Directive =>
Omit all images. Write out the rest of the material exactly.

(Data records)
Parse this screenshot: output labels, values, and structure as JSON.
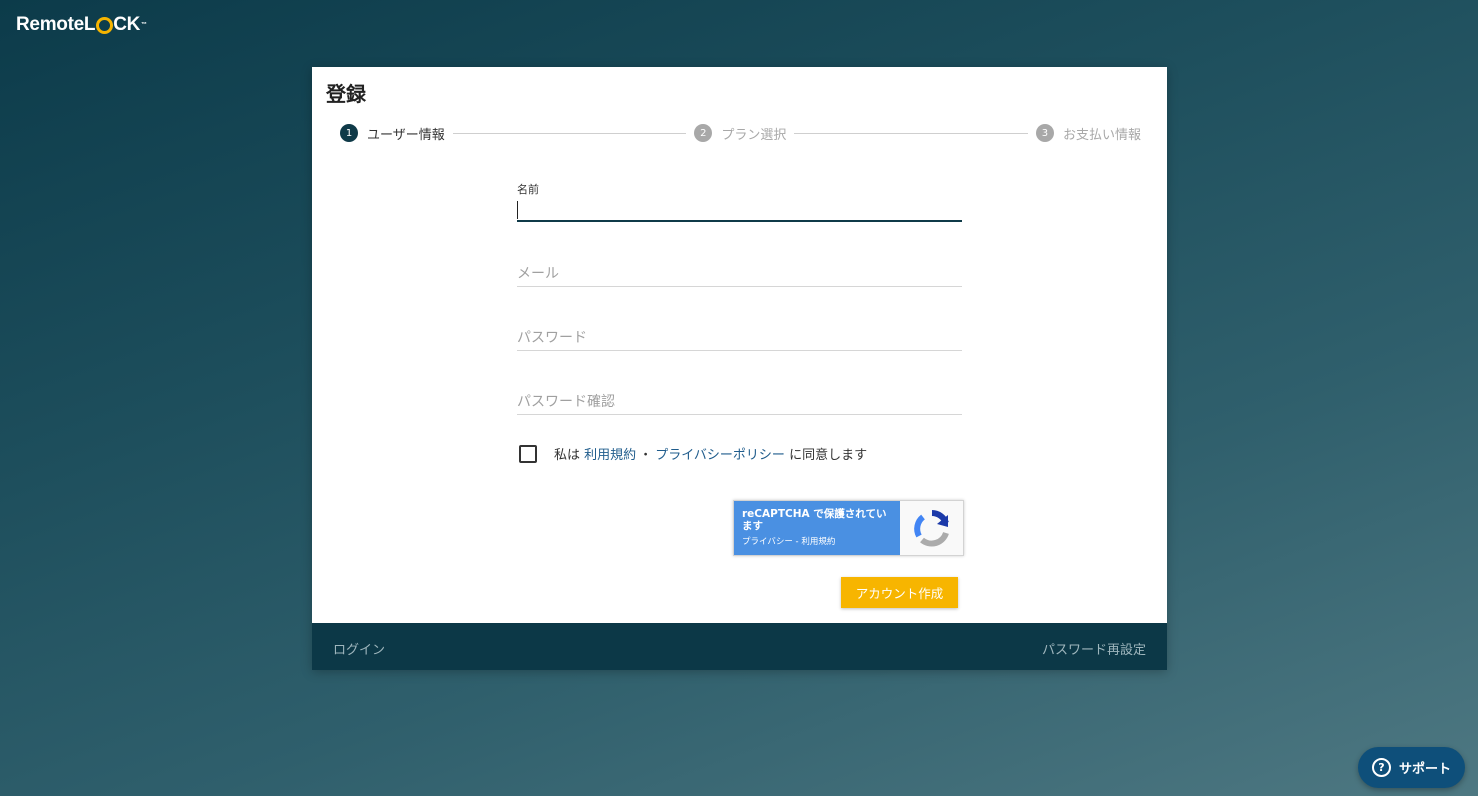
{
  "brand": {
    "remote": "Remote",
    "l": "L",
    "ck": "CK",
    "tm": "™"
  },
  "page": {
    "title": "登録"
  },
  "stepper": {
    "steps": [
      {
        "num": "1",
        "label": "ユーザー情報",
        "state": "active"
      },
      {
        "num": "2",
        "label": "プラン選択",
        "state": "inactive"
      },
      {
        "num": "3",
        "label": "お支払い情報",
        "state": "inactive"
      }
    ]
  },
  "form": {
    "name_label": "名前",
    "name_value": "",
    "email_placeholder": "メール",
    "password_placeholder": "パスワード",
    "password_confirm_placeholder": "パスワード確認",
    "agree": {
      "prefix": "私は",
      "terms_link": "利用規約",
      "separator": "・",
      "privacy_link": "プライバシーポリシー",
      "suffix": "に同意します",
      "checked": false
    },
    "recaptcha": {
      "main_text": "reCAPTCHA で保護されています",
      "privacy": "プライバシー",
      "separator": " - ",
      "terms": "利用規約"
    },
    "submit_label": "アカウント作成"
  },
  "footer": {
    "login": "ログイン",
    "password_reset": "パスワード再設定"
  },
  "support": {
    "icon": "?",
    "label": "サポート"
  },
  "colors": {
    "accent_dark": "#0f3a48",
    "button_yellow": "#f7b500",
    "link_blue": "#1f5c8c",
    "recaptcha_blue": "#4a90e2",
    "support_blue": "#0e4f7a"
  }
}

Answer to this exercise =>
Parse this screenshot: output labels, values, and structure as JSON.
{
  "brand": {
    "remote": "Remote",
    "l": "L",
    "ck": "CK",
    "tm": "™"
  },
  "page": {
    "title": "登録"
  },
  "stepper": {
    "steps": [
      {
        "num": "1",
        "label": "ユーザー情報",
        "state": "active"
      },
      {
        "num": "2",
        "label": "プラン選択",
        "state": "inactive"
      },
      {
        "num": "3",
        "label": "お支払い情報",
        "state": "inactive"
      }
    ]
  },
  "form": {
    "name_label": "名前",
    "name_value": "",
    "email_placeholder": "メール",
    "password_placeholder": "パスワード",
    "password_confirm_placeholder": "パスワード確認",
    "agree": {
      "prefix": "私は",
      "terms_link": "利用規約",
      "separator": "・",
      "privacy_link": "プライバシーポリシー",
      "suffix": "に同意します",
      "checked": false
    },
    "recaptcha": {
      "main_text": "reCAPTCHA で保護されています",
      "privacy": "プライバシー",
      "separator": " - ",
      "terms": "利用規約"
    },
    "submit_label": "アカウント作成"
  },
  "footer": {
    "login": "ログイン",
    "password_reset": "パスワード再設定"
  },
  "support": {
    "icon": "?",
    "label": "サポート"
  },
  "colors": {
    "accent_dark": "#0f3a48",
    "button_yellow": "#f7b500",
    "link_blue": "#1f5c8c",
    "recaptcha_blue": "#4a90e2",
    "support_blue": "#0e4f7a"
  }
}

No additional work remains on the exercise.